> **Required work**
Determine the count of lines holding "text" and give that count alone.

══ Data listing

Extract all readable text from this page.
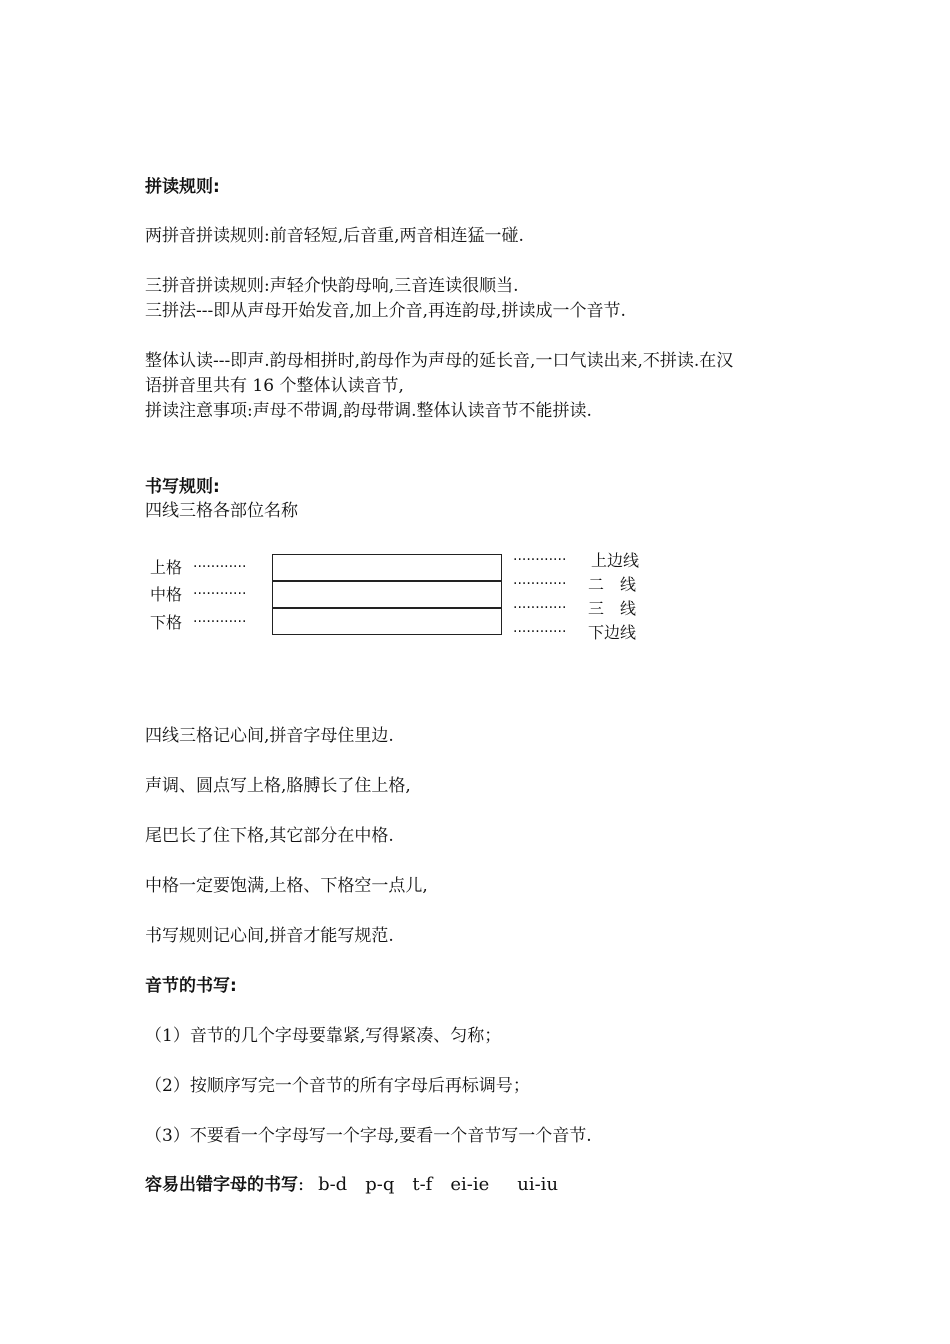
拼读规则:
两拼音拼读规则:前音轻短,后音重,两音相连猛一碰.
三拼音拼读规则:声轻介快韵母响,三音连读很顺当.
三拼法---即从声母开始发音,加上介音,再连韵母,拼读成一个音节.
整体认读---即声.韵母相拼时,韵母作为声母的延长音,一口气读出来,不拼读.在汉
语拼音里共有 16 个整体认读音节,
拼读注意事项:声母不带调,韵母带调.整体认读音节不能拼读.
书写规则:
四线三格各部位名称
上格
中格
下格
············
············
············
············
············
············
············
上边线
二　线
三　线
下边线
四线三格记心间,拼音字母住里边.
声调、圆点写上格,胳膊长了住上格,
尾巴长了住下格,其它部分在中格.
中格一定要饱满,上格、下格空一点儿,
书写规则记心间,拼音才能写规范.
音节的书写:
（1）音节的几个字母要靠紧,写得紧凑、匀称；
（2）按顺序写完一个音节的所有字母后再标调号；
（3）不要看一个字母写一个字母,要看一个音节写一个音节.
容易出错字母的书写: b-d p-q t-f ei-ie ui-iu
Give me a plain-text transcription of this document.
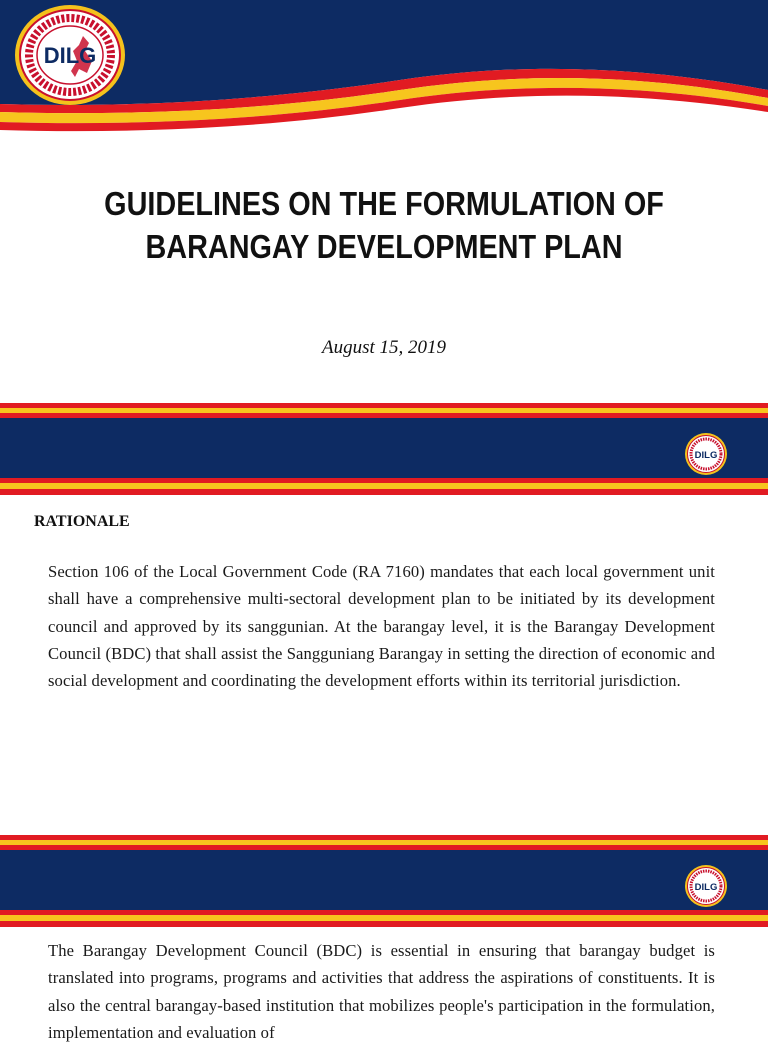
DILG
GUIDELINES ON THE FORMULATION OF
BARANGAY DEVELOPMENT PLAN
August 15, 2019
DILG
RATIONALE
Section 106 of the Local Government Code (RA 7160) mandates that each local government unit shall have a comprehensive multi-sectoral development plan to be initiated by its development council and approved by its sanggunian. At the barangay level, it is the Barangay Development Council (BDC) that shall assist the Sangguniang Barangay in setting the direction of economic and social development and coordinating the development efforts within its territorial jurisdiction.
DILG
The Barangay Development Council (BDC) is essential in ensuring that barangay budget is translated into programs, programs and activities that address the aspirations of constituents. It is also the central barangay-based institution that mobilizes people's participation in the formulation, implementation and evaluation of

════

> **Completed task**
2